• PROBLEM STATEMENT:
Give the count of lines that include the string "button". Add nothing to it.

• Stored data:
═══
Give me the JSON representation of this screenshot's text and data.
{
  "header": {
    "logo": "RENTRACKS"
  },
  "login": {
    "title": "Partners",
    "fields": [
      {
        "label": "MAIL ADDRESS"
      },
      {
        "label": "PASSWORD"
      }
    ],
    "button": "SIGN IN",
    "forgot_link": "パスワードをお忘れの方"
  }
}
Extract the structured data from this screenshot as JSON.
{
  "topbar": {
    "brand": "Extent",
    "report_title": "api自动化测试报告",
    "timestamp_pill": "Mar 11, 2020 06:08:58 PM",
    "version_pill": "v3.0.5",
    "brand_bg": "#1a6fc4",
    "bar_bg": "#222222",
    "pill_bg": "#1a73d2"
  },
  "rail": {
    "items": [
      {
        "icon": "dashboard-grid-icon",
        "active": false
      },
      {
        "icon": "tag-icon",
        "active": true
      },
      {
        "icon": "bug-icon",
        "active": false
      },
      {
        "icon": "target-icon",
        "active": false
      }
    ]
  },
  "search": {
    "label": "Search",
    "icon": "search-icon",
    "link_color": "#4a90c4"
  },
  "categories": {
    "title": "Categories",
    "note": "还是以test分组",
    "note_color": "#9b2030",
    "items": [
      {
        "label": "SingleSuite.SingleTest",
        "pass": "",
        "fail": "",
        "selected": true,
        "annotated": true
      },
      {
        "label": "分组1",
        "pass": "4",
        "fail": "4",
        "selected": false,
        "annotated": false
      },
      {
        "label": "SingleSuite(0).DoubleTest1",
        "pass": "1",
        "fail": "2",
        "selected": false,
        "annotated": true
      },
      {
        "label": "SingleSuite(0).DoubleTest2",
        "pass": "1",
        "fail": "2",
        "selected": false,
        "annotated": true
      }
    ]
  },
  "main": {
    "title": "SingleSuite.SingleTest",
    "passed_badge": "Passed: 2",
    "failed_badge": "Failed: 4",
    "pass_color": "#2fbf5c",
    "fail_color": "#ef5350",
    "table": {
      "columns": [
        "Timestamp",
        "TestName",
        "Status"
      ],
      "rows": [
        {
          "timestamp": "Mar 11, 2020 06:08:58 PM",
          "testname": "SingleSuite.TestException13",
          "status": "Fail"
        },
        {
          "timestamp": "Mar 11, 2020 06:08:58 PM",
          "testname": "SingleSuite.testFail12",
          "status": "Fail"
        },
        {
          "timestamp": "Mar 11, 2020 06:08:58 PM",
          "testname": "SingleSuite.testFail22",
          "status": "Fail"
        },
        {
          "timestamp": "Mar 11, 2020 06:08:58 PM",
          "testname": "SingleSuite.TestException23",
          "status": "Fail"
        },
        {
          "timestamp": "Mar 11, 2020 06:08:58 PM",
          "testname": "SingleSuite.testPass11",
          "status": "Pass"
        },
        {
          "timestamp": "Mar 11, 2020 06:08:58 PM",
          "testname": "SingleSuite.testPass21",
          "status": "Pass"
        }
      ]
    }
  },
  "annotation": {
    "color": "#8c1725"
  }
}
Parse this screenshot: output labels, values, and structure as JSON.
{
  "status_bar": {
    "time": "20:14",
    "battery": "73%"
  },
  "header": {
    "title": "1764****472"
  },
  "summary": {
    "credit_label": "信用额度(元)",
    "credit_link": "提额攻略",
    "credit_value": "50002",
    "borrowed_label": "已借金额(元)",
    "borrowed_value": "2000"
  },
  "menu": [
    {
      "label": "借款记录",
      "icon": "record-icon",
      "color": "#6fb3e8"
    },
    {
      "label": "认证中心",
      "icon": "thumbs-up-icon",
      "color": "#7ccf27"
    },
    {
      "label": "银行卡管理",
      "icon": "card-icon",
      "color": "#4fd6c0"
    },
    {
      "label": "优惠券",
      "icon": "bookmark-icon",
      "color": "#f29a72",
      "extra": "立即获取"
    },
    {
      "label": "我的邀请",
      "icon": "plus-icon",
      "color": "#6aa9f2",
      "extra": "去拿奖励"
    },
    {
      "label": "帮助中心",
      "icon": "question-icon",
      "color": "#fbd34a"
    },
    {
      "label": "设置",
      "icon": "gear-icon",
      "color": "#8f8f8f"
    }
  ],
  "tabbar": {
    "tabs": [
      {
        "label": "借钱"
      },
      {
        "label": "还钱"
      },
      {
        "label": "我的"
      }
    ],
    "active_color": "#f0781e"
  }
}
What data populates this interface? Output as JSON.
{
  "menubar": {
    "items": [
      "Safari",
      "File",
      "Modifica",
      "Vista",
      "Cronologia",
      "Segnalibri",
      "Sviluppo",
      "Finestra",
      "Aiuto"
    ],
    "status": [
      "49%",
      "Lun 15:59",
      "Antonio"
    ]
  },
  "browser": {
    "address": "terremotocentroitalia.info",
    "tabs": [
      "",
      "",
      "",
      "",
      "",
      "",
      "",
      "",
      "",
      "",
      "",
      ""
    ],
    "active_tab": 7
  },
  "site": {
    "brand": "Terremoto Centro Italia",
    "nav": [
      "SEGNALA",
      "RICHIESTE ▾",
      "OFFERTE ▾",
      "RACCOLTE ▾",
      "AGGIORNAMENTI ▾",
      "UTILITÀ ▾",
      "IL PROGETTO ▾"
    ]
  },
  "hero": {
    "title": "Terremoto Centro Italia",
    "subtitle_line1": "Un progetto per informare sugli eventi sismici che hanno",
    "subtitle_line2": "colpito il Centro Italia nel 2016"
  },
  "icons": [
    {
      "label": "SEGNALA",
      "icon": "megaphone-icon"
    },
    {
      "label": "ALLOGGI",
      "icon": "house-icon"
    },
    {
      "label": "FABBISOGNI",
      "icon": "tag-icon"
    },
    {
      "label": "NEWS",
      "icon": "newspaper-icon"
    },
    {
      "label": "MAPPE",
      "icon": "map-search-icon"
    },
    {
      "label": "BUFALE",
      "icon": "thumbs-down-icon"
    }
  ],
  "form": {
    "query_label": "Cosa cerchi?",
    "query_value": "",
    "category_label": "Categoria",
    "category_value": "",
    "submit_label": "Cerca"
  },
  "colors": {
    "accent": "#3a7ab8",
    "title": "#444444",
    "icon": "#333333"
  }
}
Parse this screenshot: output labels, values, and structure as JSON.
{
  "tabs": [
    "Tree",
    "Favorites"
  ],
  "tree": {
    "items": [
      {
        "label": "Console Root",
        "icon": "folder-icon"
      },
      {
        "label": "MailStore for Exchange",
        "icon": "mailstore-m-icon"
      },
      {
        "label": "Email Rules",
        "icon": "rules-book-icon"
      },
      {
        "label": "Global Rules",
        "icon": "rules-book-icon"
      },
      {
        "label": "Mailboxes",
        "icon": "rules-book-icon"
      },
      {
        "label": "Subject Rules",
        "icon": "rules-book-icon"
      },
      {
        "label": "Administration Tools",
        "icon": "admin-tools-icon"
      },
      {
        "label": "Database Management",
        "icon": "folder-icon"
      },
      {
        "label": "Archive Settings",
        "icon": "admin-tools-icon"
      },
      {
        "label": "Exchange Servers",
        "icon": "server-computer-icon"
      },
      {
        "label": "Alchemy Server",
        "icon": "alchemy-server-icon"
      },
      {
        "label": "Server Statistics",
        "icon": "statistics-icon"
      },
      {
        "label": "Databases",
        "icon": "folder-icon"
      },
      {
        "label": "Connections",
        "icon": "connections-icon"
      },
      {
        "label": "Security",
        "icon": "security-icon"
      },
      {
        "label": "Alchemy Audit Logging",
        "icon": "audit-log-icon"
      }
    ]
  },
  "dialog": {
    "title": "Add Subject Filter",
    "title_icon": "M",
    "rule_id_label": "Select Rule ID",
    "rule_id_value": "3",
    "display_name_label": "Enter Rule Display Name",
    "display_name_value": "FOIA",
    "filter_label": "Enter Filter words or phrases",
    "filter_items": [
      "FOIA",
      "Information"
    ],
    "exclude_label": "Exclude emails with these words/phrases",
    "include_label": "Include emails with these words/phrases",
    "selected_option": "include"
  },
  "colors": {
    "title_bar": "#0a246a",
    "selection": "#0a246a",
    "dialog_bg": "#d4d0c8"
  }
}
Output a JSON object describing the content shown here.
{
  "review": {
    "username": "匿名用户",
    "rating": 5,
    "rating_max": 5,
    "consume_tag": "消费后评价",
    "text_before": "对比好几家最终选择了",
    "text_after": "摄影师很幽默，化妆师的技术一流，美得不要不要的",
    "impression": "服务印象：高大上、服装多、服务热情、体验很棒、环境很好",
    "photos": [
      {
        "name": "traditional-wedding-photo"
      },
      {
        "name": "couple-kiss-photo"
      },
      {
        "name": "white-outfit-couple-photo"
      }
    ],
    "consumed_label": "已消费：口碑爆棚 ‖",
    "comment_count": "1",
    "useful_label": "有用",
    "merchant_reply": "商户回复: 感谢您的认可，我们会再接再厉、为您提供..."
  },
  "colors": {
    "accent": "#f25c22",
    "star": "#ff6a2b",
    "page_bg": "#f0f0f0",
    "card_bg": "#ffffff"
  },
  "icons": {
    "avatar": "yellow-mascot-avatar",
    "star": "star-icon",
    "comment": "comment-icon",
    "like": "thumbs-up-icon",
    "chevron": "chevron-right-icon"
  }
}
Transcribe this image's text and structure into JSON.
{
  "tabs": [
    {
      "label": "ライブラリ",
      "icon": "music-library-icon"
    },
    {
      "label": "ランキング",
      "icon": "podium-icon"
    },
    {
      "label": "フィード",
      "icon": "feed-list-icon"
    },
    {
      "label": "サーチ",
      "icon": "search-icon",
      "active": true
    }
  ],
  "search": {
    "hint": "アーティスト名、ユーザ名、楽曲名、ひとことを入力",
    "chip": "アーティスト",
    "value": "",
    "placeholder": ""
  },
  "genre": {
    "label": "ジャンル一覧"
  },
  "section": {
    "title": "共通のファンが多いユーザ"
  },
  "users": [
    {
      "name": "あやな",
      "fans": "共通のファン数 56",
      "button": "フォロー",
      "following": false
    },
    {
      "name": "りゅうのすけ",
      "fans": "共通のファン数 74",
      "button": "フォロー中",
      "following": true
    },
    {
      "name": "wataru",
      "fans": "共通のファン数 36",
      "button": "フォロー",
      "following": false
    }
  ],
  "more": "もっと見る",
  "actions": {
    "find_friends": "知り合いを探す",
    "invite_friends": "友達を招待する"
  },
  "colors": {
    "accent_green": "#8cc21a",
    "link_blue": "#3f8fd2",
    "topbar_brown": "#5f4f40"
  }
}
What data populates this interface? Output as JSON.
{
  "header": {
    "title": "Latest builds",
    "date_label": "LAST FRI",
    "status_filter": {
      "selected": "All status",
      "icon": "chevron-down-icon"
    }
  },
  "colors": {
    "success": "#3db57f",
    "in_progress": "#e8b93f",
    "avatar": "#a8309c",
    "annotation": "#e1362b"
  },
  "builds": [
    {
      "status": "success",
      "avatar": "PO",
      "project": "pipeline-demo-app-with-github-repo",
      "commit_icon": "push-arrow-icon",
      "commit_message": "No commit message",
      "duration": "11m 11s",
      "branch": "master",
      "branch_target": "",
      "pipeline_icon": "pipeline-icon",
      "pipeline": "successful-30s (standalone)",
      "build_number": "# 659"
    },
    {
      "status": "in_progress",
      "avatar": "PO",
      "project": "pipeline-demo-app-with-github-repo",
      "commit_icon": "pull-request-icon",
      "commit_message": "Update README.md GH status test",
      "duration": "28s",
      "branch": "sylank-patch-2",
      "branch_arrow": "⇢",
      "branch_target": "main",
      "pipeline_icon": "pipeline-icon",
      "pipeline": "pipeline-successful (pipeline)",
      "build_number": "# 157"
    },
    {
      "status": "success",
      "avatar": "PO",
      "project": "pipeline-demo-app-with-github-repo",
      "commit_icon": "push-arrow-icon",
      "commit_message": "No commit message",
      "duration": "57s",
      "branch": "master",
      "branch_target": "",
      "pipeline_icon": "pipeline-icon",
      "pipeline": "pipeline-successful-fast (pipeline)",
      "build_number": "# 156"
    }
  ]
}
═══
• SOLVED PROBLEM:
4